→ **GIVEN PROBLEM**:
Copy every record exactly, and keep the pictures out.

⁂

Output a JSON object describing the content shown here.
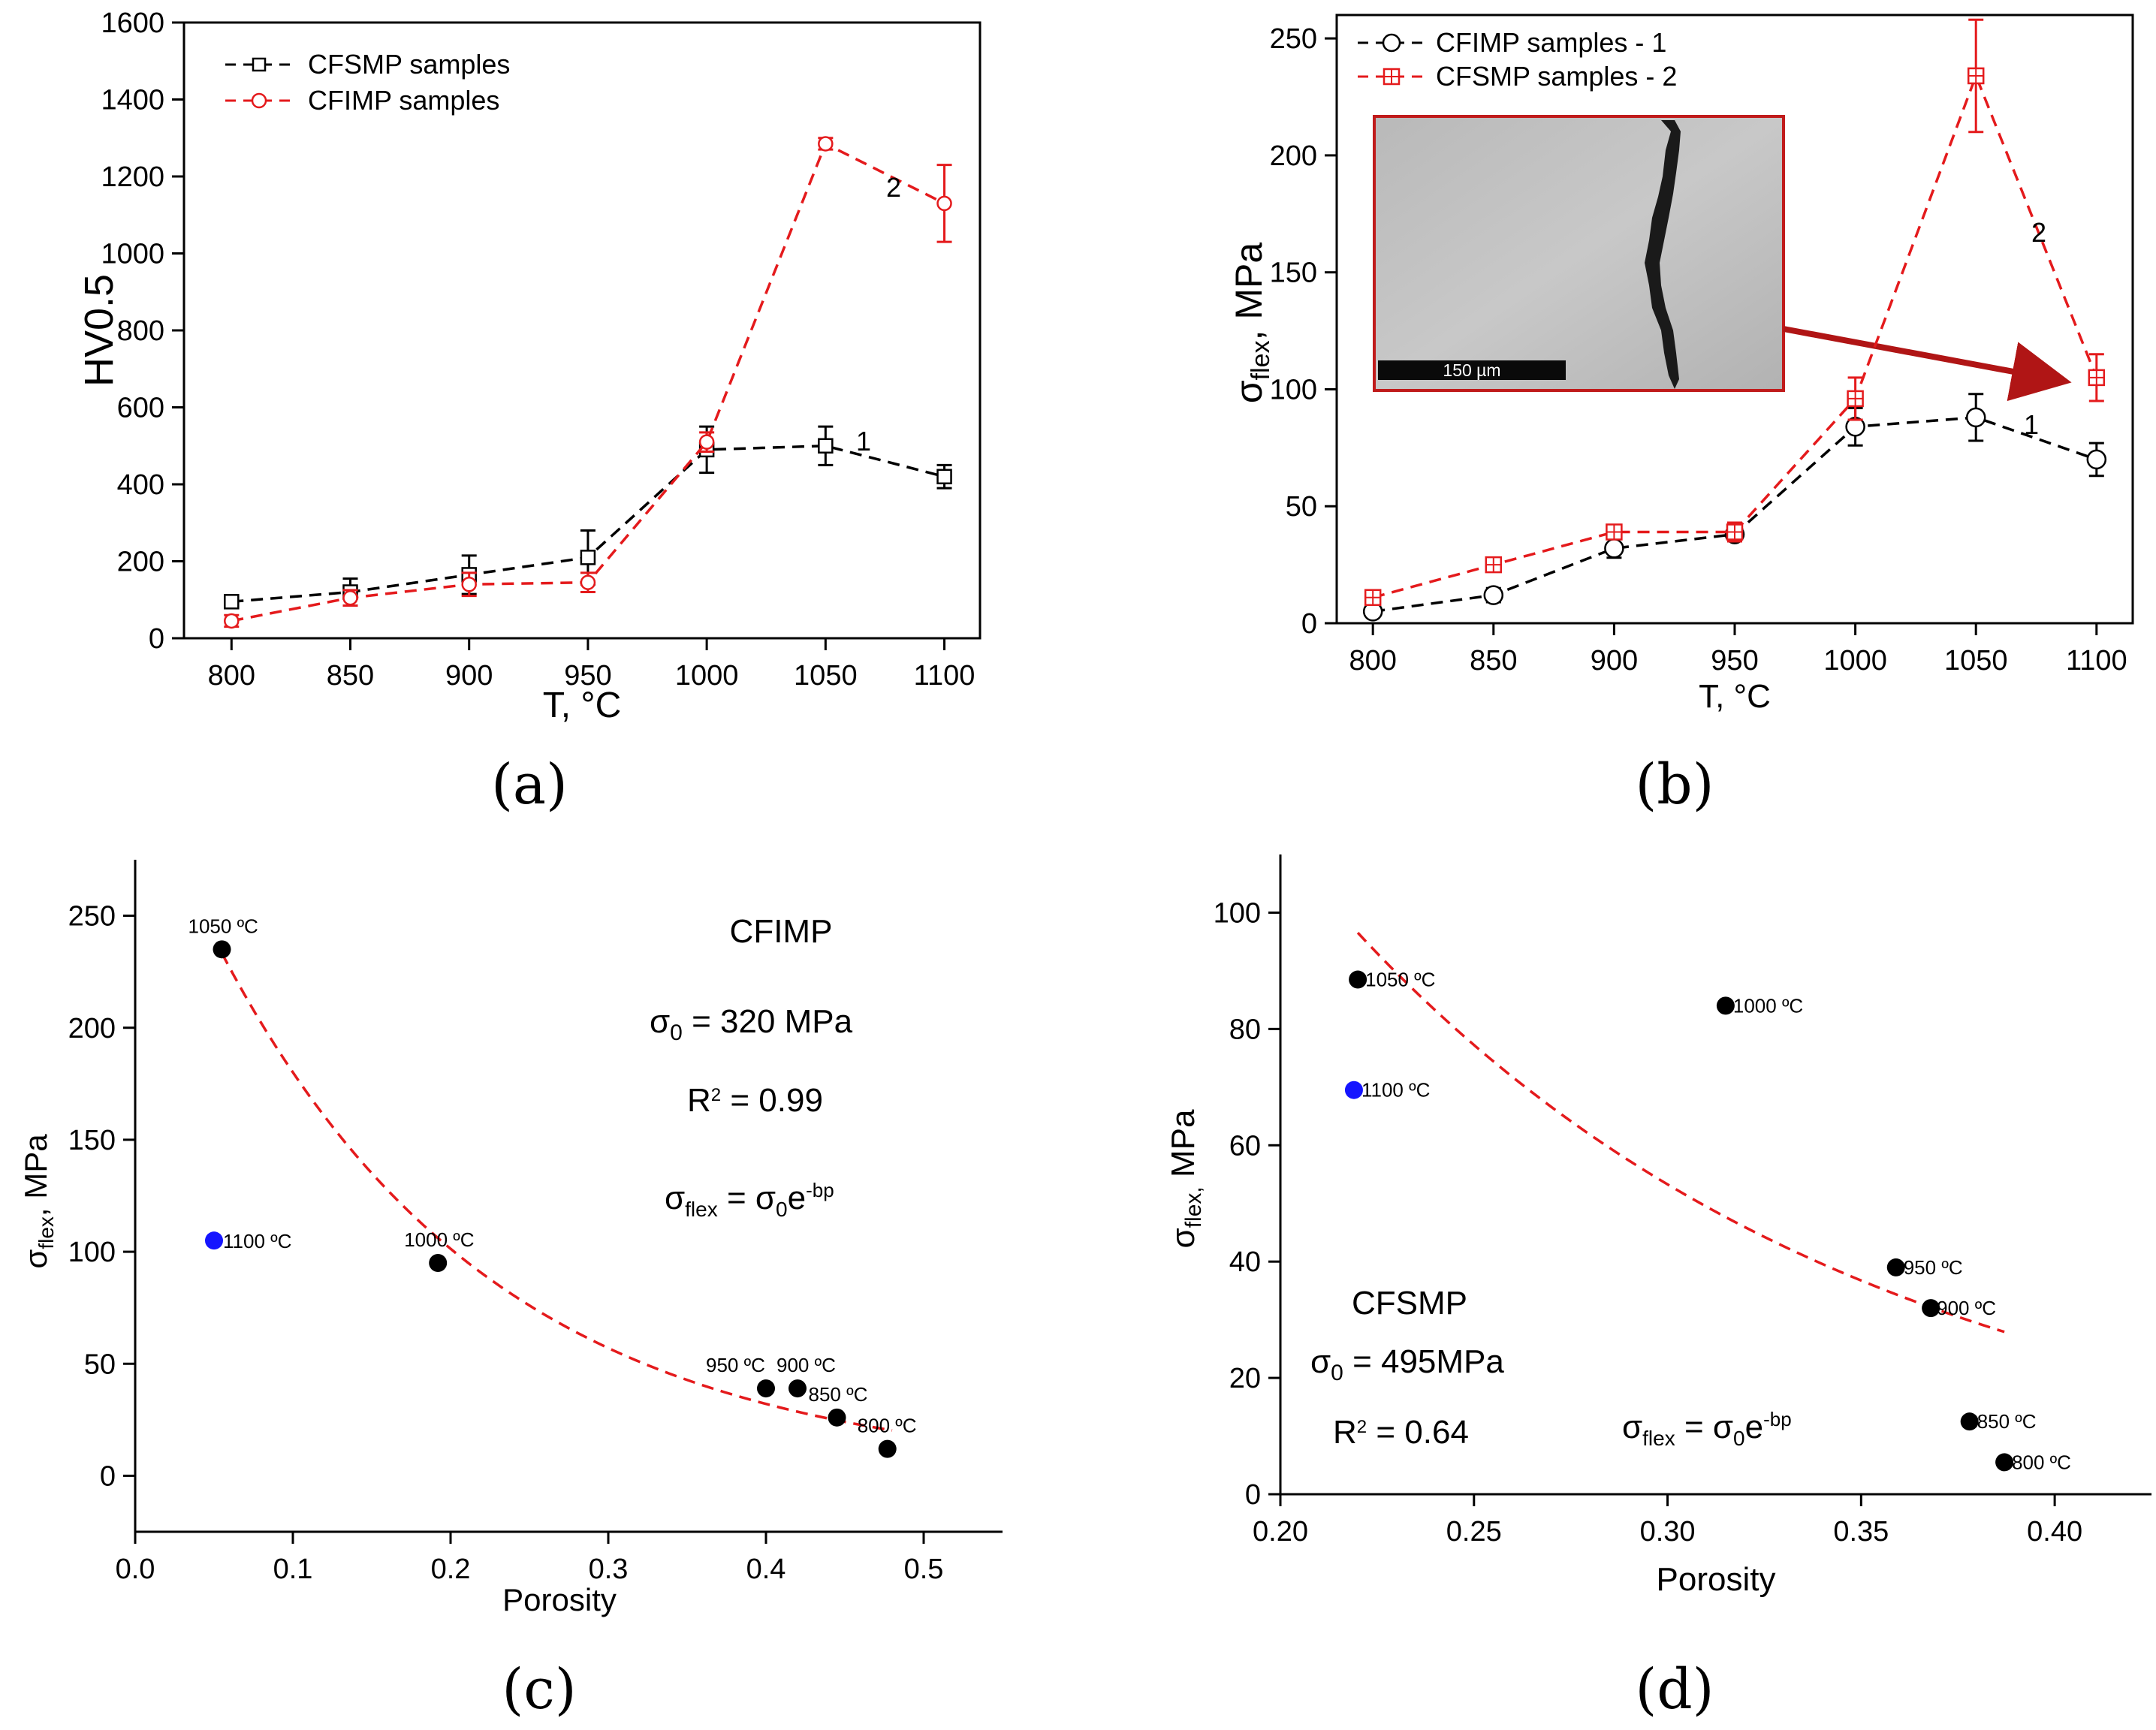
{
  "chart_data": [
    {
      "id": "a",
      "type": "line",
      "panel_label": "(a)",
      "xlabel": "T, °C",
      "ylabel": "HV0.5",
      "xlim": [
        780,
        1115
      ],
      "ylim": [
        0,
        1600
      ],
      "xticks": [
        800,
        850,
        900,
        950,
        1000,
        1050,
        1100
      ],
      "yticks": [
        0,
        200,
        400,
        600,
        800,
        1000,
        1200,
        1400,
        1600
      ],
      "x": [
        800,
        850,
        900,
        950,
        1000,
        1050,
        1100
      ],
      "legend": [
        "CFSMP samples",
        "CFIMP samples"
      ],
      "series": [
        {
          "name": "CFSMP samples",
          "curve_label": "1",
          "color": "#000000",
          "marker": "square",
          "values": [
            95,
            120,
            165,
            210,
            490,
            500,
            420
          ],
          "errors": [
            15,
            35,
            50,
            70,
            60,
            50,
            30
          ]
        },
        {
          "name": "CFIMP samples",
          "curve_label": "2",
          "color": "#e41a1c",
          "marker": "circle",
          "values": [
            45,
            105,
            140,
            145,
            510,
            1285,
            1130
          ],
          "errors": [
            15,
            20,
            30,
            25,
            25,
            15,
            100
          ]
        }
      ]
    },
    {
      "id": "b",
      "type": "line",
      "panel_label": "(b)",
      "xlabel": "T, °C",
      "ylabel_main": "σ",
      "ylabel_sub": "flex",
      "ylabel_tail": ", MPa",
      "xlim": [
        785,
        1115
      ],
      "ylim": [
        0,
        260
      ],
      "xticks": [
        800,
        850,
        900,
        950,
        1000,
        1050,
        1100
      ],
      "yticks": [
        0,
        50,
        100,
        150,
        200,
        250
      ],
      "x": [
        800,
        850,
        900,
        950,
        1000,
        1050,
        1100
      ],
      "legend": [
        "CFIMP samples - 1",
        "CFSMP samples - 2"
      ],
      "inset_scale_bar": "150 µm",
      "series": [
        {
          "name": "CFIMP samples - 1",
          "curve_label": "1",
          "color": "#000000",
          "marker": "circle",
          "values": [
            5,
            12,
            32,
            38,
            84,
            88,
            70
          ],
          "errors": [
            2,
            3,
            4,
            3,
            8,
            10,
            7
          ]
        },
        {
          "name": "CFSMP samples - 2",
          "curve_label": "2",
          "color": "#e41a1c",
          "marker": "square-plus",
          "values": [
            11,
            25,
            39,
            39,
            96,
            234,
            105
          ],
          "errors": [
            2,
            2,
            3,
            4,
            9,
            24,
            10
          ]
        }
      ]
    },
    {
      "id": "c",
      "type": "scatter",
      "panel_label": "(c)",
      "xlabel": "Porosity",
      "ylabel_main": "σ",
      "ylabel_sub": "flex",
      "ylabel_tail": ", MPa",
      "xlim": [
        0.0,
        0.55
      ],
      "ylim": [
        -25,
        275
      ],
      "xticks": [
        0.0,
        0.1,
        0.2,
        0.3,
        0.4,
        0.5
      ],
      "yticks": [
        0,
        50,
        100,
        150,
        200,
        250
      ],
      "title": "CFIMP",
      "sigma0_text": " = 320 MPa",
      "r2_text": " = 0.99",
      "fit": {
        "sigma0": 320,
        "b": 5.75,
        "x_range": [
          0.055,
          0.48
        ]
      },
      "points": [
        {
          "x": 0.055,
          "y": 235,
          "label": "1050 ºC",
          "color": "#000000"
        },
        {
          "x": 0.05,
          "y": 105,
          "label": "1100 ºC",
          "color": "#1515ff"
        },
        {
          "x": 0.192,
          "y": 95,
          "label": "1000 ºC",
          "color": "#000000"
        },
        {
          "x": 0.4,
          "y": 39,
          "label": "950 ºC",
          "color": "#000000"
        },
        {
          "x": 0.42,
          "y": 39,
          "label": "900 ºC",
          "color": "#000000"
        },
        {
          "x": 0.445,
          "y": 26,
          "label": "850 ºC",
          "color": "#000000"
        },
        {
          "x": 0.477,
          "y": 12,
          "label": "800 ºC",
          "color": "#000000"
        }
      ]
    },
    {
      "id": "d",
      "type": "scatter",
      "panel_label": "(d)",
      "xlabel": "Porosity",
      "ylabel_main": "σ",
      "ylabel_sub": "flex,",
      "ylabel_tail": " MPa",
      "xlim": [
        0.2,
        0.425
      ],
      "ylim": [
        0,
        110
      ],
      "xticks": [
        0.2,
        0.25,
        0.3,
        0.35,
        0.4
      ],
      "yticks": [
        0,
        20,
        40,
        60,
        80,
        100
      ],
      "title": "CFSMP",
      "sigma0_text": " = 495MPa",
      "r2_text": " = 0.64",
      "fit": {
        "sigma0": 495,
        "b": 7.43,
        "x_range": [
          0.22,
          0.387
        ]
      },
      "points": [
        {
          "x": 0.22,
          "y": 88.5,
          "label": "1050 ºC",
          "color": "#000000"
        },
        {
          "x": 0.219,
          "y": 69.5,
          "label": "1100 ºC",
          "color": "#1515ff"
        },
        {
          "x": 0.315,
          "y": 84,
          "label": "1000 ºC",
          "color": "#000000"
        },
        {
          "x": 0.359,
          "y": 39,
          "label": "950 ºC",
          "color": "#000000"
        },
        {
          "x": 0.368,
          "y": 32,
          "label": "900 ºC",
          "color": "#000000"
        },
        {
          "x": 0.378,
          "y": 12.5,
          "label": "850 ºC",
          "color": "#000000"
        },
        {
          "x": 0.387,
          "y": 5.5,
          "label": "800 ºC",
          "color": "#000000"
        }
      ]
    }
  ],
  "formula": {
    "lhs": "σ",
    "lhs_sub": "flex",
    "eq": " = σ",
    "rhs_sub": "0",
    "rhs_tail": "e",
    "sup": "-bp"
  },
  "sigma_symbol": "σ",
  "sigma_sub": "0",
  "r_symbol": "R",
  "r_sup": "2"
}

⁂

→ **THE REPLY**:
Output a JSON object describing the content shown here.
{
  "chart_data": [
    {
      "id": "a",
      "type": "line",
      "panel_label": "(a)",
      "xlabel": "T, °C",
      "ylabel": "HV0.5",
      "xlim": [
        780,
        1115
      ],
      "ylim": [
        0,
        1600
      ],
      "xticks": [
        800,
        850,
        900,
        950,
        1000,
        1050,
        1100
      ],
      "yticks": [
        0,
        200,
        400,
        600,
        800,
        1000,
        1200,
        1400,
        1600
      ],
      "x": [
        800,
        850,
        900,
        950,
        1000,
        1050,
        1100
      ],
      "legend": [
        "CFSMP samples",
        "CFIMP samples"
      ],
      "series": [
        {
          "name": "CFSMP samples",
          "curve_label": "1",
          "color": "#000000",
          "marker": "square",
          "values": [
            95,
            120,
            165,
            210,
            490,
            500,
            420
          ],
          "errors": [
            15,
            35,
            50,
            70,
            60,
            50,
            30
          ]
        },
        {
          "name": "CFIMP samples",
          "curve_label": "2",
          "color": "#e41a1c",
          "marker": "circle",
          "values": [
            45,
            105,
            140,
            145,
            510,
            1285,
            1130
          ],
          "errors": [
            15,
            20,
            30,
            25,
            25,
            15,
            100
          ]
        }
      ]
    },
    {
      "id": "b",
      "type": "line",
      "panel_label": "(b)",
      "xlabel": "T, °C",
      "ylabel_main": "σ",
      "ylabel_sub": "flex",
      "ylabel_tail": ", MPa",
      "xlim": [
        785,
        1115
      ],
      "ylim": [
        0,
        260
      ],
      "xticks": [
        800,
        850,
        900,
        950,
        1000,
        1050,
        1100
      ],
      "yticks": [
        0,
        50,
        100,
        150,
        200,
        250
      ],
      "x": [
        800,
        850,
        900,
        950,
        1000,
        1050,
        1100
      ],
      "legend": [
        "CFIMP samples - 1",
        "CFSMP samples - 2"
      ],
      "inset_scale_bar": "150 µm",
      "series": [
        {
          "name": "CFIMP samples - 1",
          "curve_label": "1",
          "color": "#000000",
          "marker": "circle",
          "values": [
            5,
            12,
            32,
            38,
            84,
            88,
            70
          ],
          "errors": [
            2,
            3,
            4,
            3,
            8,
            10,
            7
          ]
        },
        {
          "name": "CFSMP samples - 2",
          "curve_label": "2",
          "color": "#e41a1c",
          "marker": "square-plus",
          "values": [
            11,
            25,
            39,
            39,
            96,
            234,
            105
          ],
          "errors": [
            2,
            2,
            3,
            4,
            9,
            24,
            10
          ]
        }
      ]
    },
    {
      "id": "c",
      "type": "scatter",
      "panel_label": "(c)",
      "xlabel": "Porosity",
      "ylabel_main": "σ",
      "ylabel_sub": "flex",
      "ylabel_tail": ", MPa",
      "xlim": [
        0.0,
        0.55
      ],
      "ylim": [
        -25,
        275
      ],
      "xticks": [
        0.0,
        0.1,
        0.2,
        0.3,
        0.4,
        0.5
      ],
      "yticks": [
        0,
        50,
        100,
        150,
        200,
        250
      ],
      "title": "CFIMP",
      "sigma0_text": " = 320 MPa",
      "r2_text": " = 0.99",
      "fit": {
        "sigma0": 320,
        "b": 5.75,
        "x_range": [
          0.055,
          0.48
        ]
      },
      "points": [
        {
          "x": 0.055,
          "y": 235,
          "label": "1050 ºC",
          "color": "#000000"
        },
        {
          "x": 0.05,
          "y": 105,
          "label": "1100 ºC",
          "color": "#1515ff"
        },
        {
          "x": 0.192,
          "y": 95,
          "label": "1000 ºC",
          "color": "#000000"
        },
        {
          "x": 0.4,
          "y": 39,
          "label": "950 ºC",
          "color": "#000000"
        },
        {
          "x": 0.42,
          "y": 39,
          "label": "900 ºC",
          "color": "#000000"
        },
        {
          "x": 0.445,
          "y": 26,
          "label": "850 ºC",
          "color": "#000000"
        },
        {
          "x": 0.477,
          "y": 12,
          "label": "800 ºC",
          "color": "#000000"
        }
      ]
    },
    {
      "id": "d",
      "type": "scatter",
      "panel_label": "(d)",
      "xlabel": "Porosity",
      "ylabel_main": "σ",
      "ylabel_sub": "flex,",
      "ylabel_tail": " MPa",
      "xlim": [
        0.2,
        0.425
      ],
      "ylim": [
        0,
        110
      ],
      "xticks": [
        0.2,
        0.25,
        0.3,
        0.35,
        0.4
      ],
      "yticks": [
        0,
        20,
        40,
        60,
        80,
        100
      ],
      "title": "CFSMP",
      "sigma0_text": " = 495MPa",
      "r2_text": " = 0.64",
      "fit": {
        "sigma0": 495,
        "b": 7.43,
        "x_range": [
          0.22,
          0.387
        ]
      },
      "points": [
        {
          "x": 0.22,
          "y": 88.5,
          "label": "1050 ºC",
          "color": "#000000"
        },
        {
          "x": 0.219,
          "y": 69.5,
          "label": "1100 ºC",
          "color": "#1515ff"
        },
        {
          "x": 0.315,
          "y": 84,
          "label": "1000 ºC",
          "color": "#000000"
        },
        {
          "x": 0.359,
          "y": 39,
          "label": "950 ºC",
          "color": "#000000"
        },
        {
          "x": 0.368,
          "y": 32,
          "label": "900 ºC",
          "color": "#000000"
        },
        {
          "x": 0.378,
          "y": 12.5,
          "label": "850 ºC",
          "color": "#000000"
        },
        {
          "x": 0.387,
          "y": 5.5,
          "label": "800 ºC",
          "color": "#000000"
        }
      ]
    }
  ],
  "formula": {
    "lhs": "σ",
    "lhs_sub": "flex",
    "eq": " = σ",
    "rhs_sub": "0",
    "rhs_tail": "e",
    "sup": "-bp"
  },
  "sigma_symbol": "σ",
  "sigma_sub": "0",
  "r_symbol": "R",
  "r_sup": "2"
}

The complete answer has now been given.